> Job:
For the records below, say how many lines contain the string "Objective". Give the number only.

-- Records start --

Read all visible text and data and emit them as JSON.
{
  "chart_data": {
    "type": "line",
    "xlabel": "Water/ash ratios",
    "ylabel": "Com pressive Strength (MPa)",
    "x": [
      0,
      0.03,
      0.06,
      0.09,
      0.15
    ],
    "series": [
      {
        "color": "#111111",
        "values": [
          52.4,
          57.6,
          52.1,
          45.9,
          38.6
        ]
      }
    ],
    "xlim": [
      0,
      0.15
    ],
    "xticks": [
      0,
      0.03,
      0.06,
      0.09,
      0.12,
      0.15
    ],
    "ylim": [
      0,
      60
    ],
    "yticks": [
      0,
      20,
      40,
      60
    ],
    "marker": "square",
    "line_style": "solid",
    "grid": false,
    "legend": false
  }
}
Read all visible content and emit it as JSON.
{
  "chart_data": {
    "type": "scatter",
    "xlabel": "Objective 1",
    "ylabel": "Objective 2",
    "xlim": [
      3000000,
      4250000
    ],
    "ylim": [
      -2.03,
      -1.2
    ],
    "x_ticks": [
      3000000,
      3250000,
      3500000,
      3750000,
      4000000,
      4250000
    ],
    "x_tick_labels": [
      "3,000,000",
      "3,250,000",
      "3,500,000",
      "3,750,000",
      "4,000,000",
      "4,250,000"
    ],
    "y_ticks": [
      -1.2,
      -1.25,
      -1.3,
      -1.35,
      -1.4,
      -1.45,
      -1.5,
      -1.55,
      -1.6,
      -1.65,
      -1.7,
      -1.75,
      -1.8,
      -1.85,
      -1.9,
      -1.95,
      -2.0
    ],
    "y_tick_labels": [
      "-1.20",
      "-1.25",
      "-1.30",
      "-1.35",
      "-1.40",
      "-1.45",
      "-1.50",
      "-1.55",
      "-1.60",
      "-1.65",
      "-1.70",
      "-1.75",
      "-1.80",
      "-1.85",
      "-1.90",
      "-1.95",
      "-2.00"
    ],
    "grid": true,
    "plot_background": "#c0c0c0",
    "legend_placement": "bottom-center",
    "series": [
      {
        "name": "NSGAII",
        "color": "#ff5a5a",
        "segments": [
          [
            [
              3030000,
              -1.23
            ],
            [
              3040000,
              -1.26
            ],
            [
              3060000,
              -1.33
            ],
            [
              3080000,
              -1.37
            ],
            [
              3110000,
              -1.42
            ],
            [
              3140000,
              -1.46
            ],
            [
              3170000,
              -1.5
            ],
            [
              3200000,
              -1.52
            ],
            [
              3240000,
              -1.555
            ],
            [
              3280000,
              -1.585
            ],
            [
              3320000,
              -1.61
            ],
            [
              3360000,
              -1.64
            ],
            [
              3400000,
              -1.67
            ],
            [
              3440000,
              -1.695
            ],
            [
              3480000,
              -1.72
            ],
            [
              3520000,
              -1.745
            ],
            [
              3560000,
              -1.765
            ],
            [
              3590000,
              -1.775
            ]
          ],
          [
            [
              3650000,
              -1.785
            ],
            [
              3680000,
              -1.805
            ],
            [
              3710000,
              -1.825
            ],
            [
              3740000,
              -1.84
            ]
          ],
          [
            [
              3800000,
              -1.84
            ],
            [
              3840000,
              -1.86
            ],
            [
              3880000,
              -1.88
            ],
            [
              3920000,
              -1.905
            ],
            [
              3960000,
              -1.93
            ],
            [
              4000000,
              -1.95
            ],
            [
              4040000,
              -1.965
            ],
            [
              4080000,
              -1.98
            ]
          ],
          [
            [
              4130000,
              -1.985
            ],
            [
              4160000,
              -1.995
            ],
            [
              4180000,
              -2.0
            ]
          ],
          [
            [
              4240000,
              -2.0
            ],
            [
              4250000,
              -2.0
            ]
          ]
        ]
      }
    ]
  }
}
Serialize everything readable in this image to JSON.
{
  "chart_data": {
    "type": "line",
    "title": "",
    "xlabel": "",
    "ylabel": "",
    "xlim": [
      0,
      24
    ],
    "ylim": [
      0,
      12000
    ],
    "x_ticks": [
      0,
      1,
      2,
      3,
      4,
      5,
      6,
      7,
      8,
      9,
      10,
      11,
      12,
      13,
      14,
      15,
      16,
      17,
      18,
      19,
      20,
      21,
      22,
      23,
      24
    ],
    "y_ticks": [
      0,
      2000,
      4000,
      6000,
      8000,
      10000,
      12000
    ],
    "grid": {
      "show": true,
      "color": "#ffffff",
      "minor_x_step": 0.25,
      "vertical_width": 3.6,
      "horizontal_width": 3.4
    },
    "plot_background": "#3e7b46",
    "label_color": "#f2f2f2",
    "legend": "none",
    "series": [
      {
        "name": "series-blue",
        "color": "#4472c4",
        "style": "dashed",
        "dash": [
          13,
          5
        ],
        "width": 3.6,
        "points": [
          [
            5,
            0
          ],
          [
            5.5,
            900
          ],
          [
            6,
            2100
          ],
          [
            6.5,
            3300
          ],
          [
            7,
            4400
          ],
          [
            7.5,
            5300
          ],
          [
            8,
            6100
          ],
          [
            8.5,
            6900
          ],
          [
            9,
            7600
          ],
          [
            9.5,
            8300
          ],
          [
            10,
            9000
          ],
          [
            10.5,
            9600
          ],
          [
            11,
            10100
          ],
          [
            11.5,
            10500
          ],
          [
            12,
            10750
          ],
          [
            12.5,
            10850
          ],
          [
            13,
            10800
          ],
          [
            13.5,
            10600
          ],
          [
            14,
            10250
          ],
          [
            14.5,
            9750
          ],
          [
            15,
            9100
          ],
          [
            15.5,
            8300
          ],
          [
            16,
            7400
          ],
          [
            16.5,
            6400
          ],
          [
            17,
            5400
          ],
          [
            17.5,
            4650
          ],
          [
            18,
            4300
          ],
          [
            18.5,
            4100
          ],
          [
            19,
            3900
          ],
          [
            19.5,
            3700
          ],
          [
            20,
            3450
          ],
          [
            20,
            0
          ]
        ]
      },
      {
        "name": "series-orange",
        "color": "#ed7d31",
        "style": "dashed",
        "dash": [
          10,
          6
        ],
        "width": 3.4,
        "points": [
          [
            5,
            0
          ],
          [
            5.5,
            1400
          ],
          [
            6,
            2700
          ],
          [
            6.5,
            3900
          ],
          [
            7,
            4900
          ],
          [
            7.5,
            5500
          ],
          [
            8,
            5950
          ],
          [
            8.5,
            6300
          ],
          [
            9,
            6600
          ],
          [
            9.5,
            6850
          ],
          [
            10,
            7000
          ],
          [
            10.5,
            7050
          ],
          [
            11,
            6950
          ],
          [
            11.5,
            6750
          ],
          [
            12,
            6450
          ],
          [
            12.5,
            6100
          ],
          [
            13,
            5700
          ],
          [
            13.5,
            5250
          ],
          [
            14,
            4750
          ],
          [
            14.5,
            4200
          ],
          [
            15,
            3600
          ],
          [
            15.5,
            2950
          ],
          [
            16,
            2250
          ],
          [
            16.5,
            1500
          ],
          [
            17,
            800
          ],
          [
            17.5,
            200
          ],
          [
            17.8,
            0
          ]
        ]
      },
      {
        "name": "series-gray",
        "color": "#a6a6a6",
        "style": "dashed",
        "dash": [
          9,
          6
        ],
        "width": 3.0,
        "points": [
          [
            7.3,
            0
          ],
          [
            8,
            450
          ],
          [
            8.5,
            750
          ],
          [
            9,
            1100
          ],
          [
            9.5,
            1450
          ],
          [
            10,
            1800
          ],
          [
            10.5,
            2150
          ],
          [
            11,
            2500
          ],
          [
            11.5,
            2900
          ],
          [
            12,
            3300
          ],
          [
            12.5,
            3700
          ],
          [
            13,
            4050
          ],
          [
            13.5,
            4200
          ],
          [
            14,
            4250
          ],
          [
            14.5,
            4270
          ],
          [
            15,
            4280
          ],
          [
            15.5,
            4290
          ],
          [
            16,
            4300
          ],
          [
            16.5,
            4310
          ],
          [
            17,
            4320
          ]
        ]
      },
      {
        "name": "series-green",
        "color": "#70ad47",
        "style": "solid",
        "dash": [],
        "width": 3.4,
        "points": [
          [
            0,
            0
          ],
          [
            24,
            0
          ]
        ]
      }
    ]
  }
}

-- Records end --

> Problem solution:
2